EXERCISE INSTRUCTIONS — All records are to be retyped faithfully and completely.

GIVEN RECORDS —
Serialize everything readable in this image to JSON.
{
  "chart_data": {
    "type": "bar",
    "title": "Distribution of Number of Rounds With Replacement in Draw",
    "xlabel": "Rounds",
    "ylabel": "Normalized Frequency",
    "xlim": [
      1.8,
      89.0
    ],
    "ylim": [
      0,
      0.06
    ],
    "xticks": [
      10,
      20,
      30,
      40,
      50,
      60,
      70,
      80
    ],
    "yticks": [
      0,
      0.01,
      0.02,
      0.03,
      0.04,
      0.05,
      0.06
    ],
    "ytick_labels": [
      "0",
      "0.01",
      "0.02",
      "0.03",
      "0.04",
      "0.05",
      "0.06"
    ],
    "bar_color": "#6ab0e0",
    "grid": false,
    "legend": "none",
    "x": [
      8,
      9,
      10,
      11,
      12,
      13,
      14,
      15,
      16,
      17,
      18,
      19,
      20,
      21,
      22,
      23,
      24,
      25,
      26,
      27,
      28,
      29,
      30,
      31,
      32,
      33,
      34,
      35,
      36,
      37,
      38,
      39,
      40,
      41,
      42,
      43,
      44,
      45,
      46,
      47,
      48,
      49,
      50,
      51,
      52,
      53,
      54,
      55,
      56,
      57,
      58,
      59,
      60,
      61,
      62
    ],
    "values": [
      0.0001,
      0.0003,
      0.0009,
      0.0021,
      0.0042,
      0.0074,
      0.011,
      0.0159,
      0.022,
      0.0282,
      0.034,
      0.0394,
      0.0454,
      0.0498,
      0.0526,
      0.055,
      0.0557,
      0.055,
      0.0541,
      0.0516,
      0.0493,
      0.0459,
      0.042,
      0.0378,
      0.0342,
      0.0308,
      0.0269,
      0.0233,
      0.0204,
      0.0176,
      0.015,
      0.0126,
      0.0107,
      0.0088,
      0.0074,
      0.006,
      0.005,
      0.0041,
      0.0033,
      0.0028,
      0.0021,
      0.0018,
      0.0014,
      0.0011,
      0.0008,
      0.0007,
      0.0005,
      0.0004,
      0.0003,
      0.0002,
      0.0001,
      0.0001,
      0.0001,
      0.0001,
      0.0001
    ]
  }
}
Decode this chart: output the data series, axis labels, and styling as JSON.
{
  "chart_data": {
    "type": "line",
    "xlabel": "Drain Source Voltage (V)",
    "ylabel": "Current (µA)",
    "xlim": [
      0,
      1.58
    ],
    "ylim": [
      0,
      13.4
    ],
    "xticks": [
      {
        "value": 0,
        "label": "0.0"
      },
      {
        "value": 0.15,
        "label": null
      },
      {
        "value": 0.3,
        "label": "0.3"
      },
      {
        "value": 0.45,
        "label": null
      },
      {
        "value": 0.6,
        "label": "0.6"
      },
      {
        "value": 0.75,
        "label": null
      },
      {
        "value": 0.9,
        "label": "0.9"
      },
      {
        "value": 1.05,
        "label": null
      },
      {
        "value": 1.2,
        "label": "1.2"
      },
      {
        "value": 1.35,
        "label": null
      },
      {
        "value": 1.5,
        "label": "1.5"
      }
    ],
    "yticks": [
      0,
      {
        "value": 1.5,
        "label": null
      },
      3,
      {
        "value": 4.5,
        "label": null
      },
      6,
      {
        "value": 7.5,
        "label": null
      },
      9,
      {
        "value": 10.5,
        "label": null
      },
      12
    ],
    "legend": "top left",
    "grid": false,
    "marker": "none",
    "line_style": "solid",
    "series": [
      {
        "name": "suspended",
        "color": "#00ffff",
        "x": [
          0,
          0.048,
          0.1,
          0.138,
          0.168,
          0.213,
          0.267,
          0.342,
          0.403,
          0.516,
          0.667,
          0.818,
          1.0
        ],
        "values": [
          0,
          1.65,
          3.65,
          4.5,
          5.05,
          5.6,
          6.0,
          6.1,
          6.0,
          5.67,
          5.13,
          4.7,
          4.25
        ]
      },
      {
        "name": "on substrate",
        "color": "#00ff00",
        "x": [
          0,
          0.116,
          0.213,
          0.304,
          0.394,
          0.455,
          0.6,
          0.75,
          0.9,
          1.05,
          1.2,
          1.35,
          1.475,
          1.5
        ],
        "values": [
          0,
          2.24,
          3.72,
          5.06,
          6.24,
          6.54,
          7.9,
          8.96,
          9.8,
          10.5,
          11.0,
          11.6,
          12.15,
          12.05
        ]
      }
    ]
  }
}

RESPONSE BELOW —
Serialize everything readable in this image to JSON.
{
  "chart_data": {
    "type": "bar",
    "title": "Distribution of Number of Rounds With Replacement in Draw",
    "xlabel": "Rounds",
    "ylabel": "Normalized Frequency",
    "xlim": [
      1.8,
      89.0
    ],
    "ylim": [
      0,
      0.06
    ],
    "xticks": [
      10,
      20,
      30,
      40,
      50,
      60,
      70,
      80
    ],
    "yticks": [
      0,
      0.01,
      0.02,
      0.03,
      0.04,
      0.05,
      0.06
    ],
    "ytick_labels": [
      "0",
      "0.01",
      "0.02",
      "0.03",
      "0.04",
      "0.05",
      "0.06"
    ],
    "bar_color": "#6ab0e0",
    "grid": false,
    "legend": "none",
    "x": [
      8,
      9,
      10,
      11,
      12,
      13,
      14,
      15,
      16,
      17,
      18,
      19,
      20,
      21,
      22,
      23,
      24,
      25,
      26,
      27,
      28,
      29,
      30,
      31,
      32,
      33,
      34,
      35,
      36,
      37,
      38,
      39,
      40,
      41,
      42,
      43,
      44,
      45,
      46,
      47,
      48,
      49,
      50,
      51,
      52,
      53,
      54,
      55,
      56,
      57,
      58,
      59,
      60,
      61,
      62
    ],
    "values": [
      0.0001,
      0.0003,
      0.0009,
      0.0021,
      0.0042,
      0.0074,
      0.011,
      0.0159,
      0.022,
      0.0282,
      0.034,
      0.0394,
      0.0454,
      0.0498,
      0.0526,
      0.055,
      0.0557,
      0.055,
      0.0541,
      0.0516,
      0.0493,
      0.0459,
      0.042,
      0.0378,
      0.0342,
      0.0308,
      0.0269,
      0.0233,
      0.0204,
      0.0176,
      0.015,
      0.0126,
      0.0107,
      0.0088,
      0.0074,
      0.006,
      0.005,
      0.0041,
      0.0033,
      0.0028,
      0.0021,
      0.0018,
      0.0014,
      0.0011,
      0.0008,
      0.0007,
      0.0005,
      0.0004,
      0.0003,
      0.0002,
      0.0001,
      0.0001,
      0.0001,
      0.0001,
      0.0001
    ]
  }
}
Decode this chart: output the data series, axis labels, and styling as JSON.
{
  "chart_data": {
    "type": "line",
    "xlabel": "Drain Source Voltage (V)",
    "ylabel": "Current (µA)",
    "xlim": [
      0,
      1.58
    ],
    "ylim": [
      0,
      13.4
    ],
    "xticks": [
      {
        "value": 0,
        "label": "0.0"
      },
      {
        "value": 0.15,
        "label": null
      },
      {
        "value": 0.3,
        "label": "0.3"
      },
      {
        "value": 0.45,
        "label": null
      },
      {
        "value": 0.6,
        "label": "0.6"
      },
      {
        "value": 0.75,
        "label": null
      },
      {
        "value": 0.9,
        "label": "0.9"
      },
      {
        "value": 1.05,
        "label": null
      },
      {
        "value": 1.2,
        "label": "1.2"
      },
      {
        "value": 1.35,
        "label": null
      },
      {
        "value": 1.5,
        "label": "1.5"
      }
    ],
    "yticks": [
      0,
      {
        "value": 1.5,
        "label": null
      },
      3,
      {
        "value": 4.5,
        "label": null
      },
      6,
      {
        "value": 7.5,
        "label": null
      },
      9,
      {
        "value": 10.5,
        "label": null
      },
      12
    ],
    "legend": "top left",
    "grid": false,
    "marker": "none",
    "line_style": "solid",
    "series": [
      {
        "name": "suspended",
        "color": "#00ffff",
        "x": [
          0,
          0.048,
          0.1,
          0.138,
          0.168,
          0.213,
          0.267,
          0.342,
          0.403,
          0.516,
          0.667,
          0.818,
          1.0
        ],
        "values": [
          0,
          1.65,
          3.65,
          4.5,
          5.05,
          5.6,
          6.0,
          6.1,
          6.0,
          5.67,
          5.13,
          4.7,
          4.25
        ]
      },
      {
        "name": "on substrate",
        "color": "#00ff00",
        "x": [
          0,
          0.116,
          0.213,
          0.304,
          0.394,
          0.455,
          0.6,
          0.75,
          0.9,
          1.05,
          1.2,
          1.35,
          1.475,
          1.5
        ],
        "values": [
          0,
          2.24,
          3.72,
          5.06,
          6.24,
          6.54,
          7.9,
          8.96,
          9.8,
          10.5,
          11.0,
          11.6,
          12.15,
          12.05
        ]
      }
    ]
  }
}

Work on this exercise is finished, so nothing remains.